--- begin ---

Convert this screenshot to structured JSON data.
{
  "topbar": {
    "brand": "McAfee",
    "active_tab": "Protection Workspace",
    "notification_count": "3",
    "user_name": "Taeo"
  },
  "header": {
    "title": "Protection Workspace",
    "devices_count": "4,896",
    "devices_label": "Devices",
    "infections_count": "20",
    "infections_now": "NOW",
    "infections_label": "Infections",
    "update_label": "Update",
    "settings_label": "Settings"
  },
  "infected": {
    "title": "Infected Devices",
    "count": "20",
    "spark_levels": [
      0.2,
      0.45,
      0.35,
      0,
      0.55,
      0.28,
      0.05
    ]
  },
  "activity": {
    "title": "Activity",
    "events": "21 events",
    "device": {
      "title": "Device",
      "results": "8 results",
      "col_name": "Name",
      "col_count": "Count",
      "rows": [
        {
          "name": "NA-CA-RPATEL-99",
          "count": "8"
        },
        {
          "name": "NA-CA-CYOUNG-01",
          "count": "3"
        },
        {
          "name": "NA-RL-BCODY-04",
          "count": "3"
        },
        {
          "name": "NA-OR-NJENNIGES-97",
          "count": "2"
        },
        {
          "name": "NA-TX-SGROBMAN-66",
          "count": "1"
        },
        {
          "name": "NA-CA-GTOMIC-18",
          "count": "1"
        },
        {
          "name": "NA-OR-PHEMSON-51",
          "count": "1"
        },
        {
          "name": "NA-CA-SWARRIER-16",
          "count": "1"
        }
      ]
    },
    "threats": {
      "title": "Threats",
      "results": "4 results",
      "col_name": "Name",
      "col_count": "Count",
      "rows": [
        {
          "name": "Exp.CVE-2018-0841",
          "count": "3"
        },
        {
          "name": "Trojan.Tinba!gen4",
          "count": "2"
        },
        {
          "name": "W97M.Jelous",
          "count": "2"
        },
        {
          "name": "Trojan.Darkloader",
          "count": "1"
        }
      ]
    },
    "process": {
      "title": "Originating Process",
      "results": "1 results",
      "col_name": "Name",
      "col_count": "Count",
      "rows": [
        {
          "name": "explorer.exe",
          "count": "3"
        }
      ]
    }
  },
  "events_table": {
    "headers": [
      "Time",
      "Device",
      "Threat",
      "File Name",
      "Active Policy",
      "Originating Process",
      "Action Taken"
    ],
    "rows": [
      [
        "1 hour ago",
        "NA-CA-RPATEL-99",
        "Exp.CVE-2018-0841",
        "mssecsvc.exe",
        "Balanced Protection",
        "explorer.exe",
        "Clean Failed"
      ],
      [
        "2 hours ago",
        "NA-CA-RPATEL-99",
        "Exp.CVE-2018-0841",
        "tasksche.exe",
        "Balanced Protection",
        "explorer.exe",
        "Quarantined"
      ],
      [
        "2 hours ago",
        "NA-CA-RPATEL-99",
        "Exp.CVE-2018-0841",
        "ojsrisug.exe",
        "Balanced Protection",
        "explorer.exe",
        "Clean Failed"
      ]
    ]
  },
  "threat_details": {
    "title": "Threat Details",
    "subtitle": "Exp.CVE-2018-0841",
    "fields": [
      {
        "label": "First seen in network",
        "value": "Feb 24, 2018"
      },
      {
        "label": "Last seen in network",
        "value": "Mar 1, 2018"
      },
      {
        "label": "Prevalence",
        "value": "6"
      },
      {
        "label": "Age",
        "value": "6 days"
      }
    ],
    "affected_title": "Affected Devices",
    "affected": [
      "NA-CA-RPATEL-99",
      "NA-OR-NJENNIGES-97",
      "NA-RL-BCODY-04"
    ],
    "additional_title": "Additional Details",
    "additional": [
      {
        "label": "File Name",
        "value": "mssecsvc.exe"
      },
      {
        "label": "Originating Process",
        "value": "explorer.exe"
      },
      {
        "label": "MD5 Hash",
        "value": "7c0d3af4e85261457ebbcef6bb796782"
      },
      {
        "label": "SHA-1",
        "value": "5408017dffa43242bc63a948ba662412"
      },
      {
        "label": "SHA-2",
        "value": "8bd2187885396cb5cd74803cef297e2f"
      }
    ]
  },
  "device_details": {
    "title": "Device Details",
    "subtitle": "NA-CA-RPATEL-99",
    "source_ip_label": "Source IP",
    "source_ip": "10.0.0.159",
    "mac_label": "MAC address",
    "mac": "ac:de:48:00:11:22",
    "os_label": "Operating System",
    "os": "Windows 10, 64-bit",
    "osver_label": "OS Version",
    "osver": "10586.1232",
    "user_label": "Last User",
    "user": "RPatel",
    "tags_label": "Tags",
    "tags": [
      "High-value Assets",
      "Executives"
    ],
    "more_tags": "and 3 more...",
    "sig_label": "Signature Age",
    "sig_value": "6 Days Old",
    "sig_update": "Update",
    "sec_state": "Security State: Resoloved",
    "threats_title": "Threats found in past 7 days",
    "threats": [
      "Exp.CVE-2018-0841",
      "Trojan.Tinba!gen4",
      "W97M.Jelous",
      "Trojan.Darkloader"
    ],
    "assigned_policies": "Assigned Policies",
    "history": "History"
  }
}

--- end ---

(EXERCISE REQUIREMENTS) Report all lines of the material that contain the word "Update".

(WRITTEN ANSWER)
    "update_label": "Update",
    "sig_update": "Update",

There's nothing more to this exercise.